* **Stated exercise**: In the listing below, locate the line containing "Convert this document image to plain text."; reproduce that line and all lines that follow it, unchanged.

* **The input**:

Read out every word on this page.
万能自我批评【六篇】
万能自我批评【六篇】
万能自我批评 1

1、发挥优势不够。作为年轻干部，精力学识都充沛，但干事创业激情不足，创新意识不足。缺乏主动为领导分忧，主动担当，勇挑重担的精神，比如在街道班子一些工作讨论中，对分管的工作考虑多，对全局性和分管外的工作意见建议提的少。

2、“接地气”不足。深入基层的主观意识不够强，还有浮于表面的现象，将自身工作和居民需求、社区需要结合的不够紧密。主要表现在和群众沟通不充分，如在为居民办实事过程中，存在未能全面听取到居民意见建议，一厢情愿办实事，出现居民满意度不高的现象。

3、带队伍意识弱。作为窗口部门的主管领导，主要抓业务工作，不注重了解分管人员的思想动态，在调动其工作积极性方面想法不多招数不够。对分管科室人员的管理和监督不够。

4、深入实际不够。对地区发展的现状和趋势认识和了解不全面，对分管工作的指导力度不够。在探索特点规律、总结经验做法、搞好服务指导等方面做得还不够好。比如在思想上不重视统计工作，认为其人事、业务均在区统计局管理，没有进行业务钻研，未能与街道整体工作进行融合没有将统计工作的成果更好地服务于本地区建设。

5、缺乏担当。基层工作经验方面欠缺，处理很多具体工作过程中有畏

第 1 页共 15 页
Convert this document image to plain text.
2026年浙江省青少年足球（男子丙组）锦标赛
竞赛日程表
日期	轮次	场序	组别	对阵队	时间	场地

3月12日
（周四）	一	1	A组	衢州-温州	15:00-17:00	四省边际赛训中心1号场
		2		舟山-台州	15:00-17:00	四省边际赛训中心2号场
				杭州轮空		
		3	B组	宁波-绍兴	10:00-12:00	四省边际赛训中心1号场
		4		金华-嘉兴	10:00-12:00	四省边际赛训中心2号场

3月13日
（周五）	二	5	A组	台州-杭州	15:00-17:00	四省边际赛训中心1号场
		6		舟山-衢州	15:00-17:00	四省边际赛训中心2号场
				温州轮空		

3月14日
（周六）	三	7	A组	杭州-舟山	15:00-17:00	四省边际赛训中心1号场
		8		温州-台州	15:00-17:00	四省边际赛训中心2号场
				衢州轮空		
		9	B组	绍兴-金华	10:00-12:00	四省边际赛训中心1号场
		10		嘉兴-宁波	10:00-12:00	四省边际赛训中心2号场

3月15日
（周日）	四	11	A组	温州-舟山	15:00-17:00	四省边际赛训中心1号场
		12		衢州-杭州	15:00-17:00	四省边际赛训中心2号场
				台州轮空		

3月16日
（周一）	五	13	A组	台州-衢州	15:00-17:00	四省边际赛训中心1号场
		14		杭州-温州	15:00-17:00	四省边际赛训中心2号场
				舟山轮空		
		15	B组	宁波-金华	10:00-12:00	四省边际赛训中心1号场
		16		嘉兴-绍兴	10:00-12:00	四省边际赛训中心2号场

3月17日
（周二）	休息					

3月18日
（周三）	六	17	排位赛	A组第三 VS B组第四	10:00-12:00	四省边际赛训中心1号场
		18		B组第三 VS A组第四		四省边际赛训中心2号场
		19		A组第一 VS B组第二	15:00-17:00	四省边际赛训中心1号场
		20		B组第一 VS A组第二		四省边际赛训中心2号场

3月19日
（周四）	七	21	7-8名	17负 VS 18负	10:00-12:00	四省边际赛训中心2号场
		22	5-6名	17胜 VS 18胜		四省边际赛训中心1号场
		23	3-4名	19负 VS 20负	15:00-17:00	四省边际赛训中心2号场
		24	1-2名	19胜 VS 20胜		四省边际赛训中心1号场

* **Worked solution**:
Convert this document image to plain text.
2026年浙江省青少年足球（男子丙组）锦标赛
竞赛日程表
日期	轮次	场序	组别	对阵队	时间	场地

3月12日
（周四）	一	1	A组	衢州-温州	15:00-17:00	四省边际赛训中心1号场
		2		舟山-台州	15:00-17:00	四省边际赛训中心2号场
				杭州轮空		
		3	B组	宁波-绍兴	10:00-12:00	四省边际赛训中心1号场
		4		金华-嘉兴	10:00-12:00	四省边际赛训中心2号场

3月13日
（周五）	二	5	A组	台州-杭州	15:00-17:00	四省边际赛训中心1号场
		6		舟山-衢州	15:00-17:00	四省边际赛训中心2号场
				温州轮空		

3月14日
（周六）	三	7	A组	杭州-舟山	15:00-17:00	四省边际赛训中心1号场
		8		温州-台州	15:00-17:00	四省边际赛训中心2号场
				衢州轮空		
		9	B组	绍兴-金华	10:00-12:00	四省边际赛训中心1号场
		10		嘉兴-宁波	10:00-12:00	四省边际赛训中心2号场

3月15日
（周日）	四	11	A组	温州-舟山	15:00-17:00	四省边际赛训中心1号场
		12		衢州-杭州	15:00-17:00	四省边际赛训中心2号场
				台州轮空		

3月16日
（周一）	五	13	A组	台州-衢州	15:00-17:00	四省边际赛训中心1号场
		14		杭州-温州	15:00-17:00	四省边际赛训中心2号场
				舟山轮空		
		15	B组	宁波-金华	10:00-12:00	四省边际赛训中心1号场
		16		嘉兴-绍兴	10:00-12:00	四省边际赛训中心2号场

3月17日
（周二）	休息					

3月18日
（周三）	六	17	排位赛	A组第三 VS B组第四	10:00-12:00	四省边际赛训中心1号场
		18		B组第三 VS A组第四		四省边际赛训中心2号场
		19		A组第一 VS B组第二	15:00-17:00	四省边际赛训中心1号场
		20		B组第一 VS A组第二		四省边际赛训中心2号场

3月19日
（周四）	七	21	7-8名	17负 VS 18负	10:00-12:00	四省边际赛训中心2号场
		22	5-6名	17胜 VS 18胜		四省边际赛训中心1号场
		23	3-4名	19负 VS 20负	15:00-17:00	四省边际赛训中心2号场
		24	1-2名	19胜 VS 20胜		四省边际赛训中心1号场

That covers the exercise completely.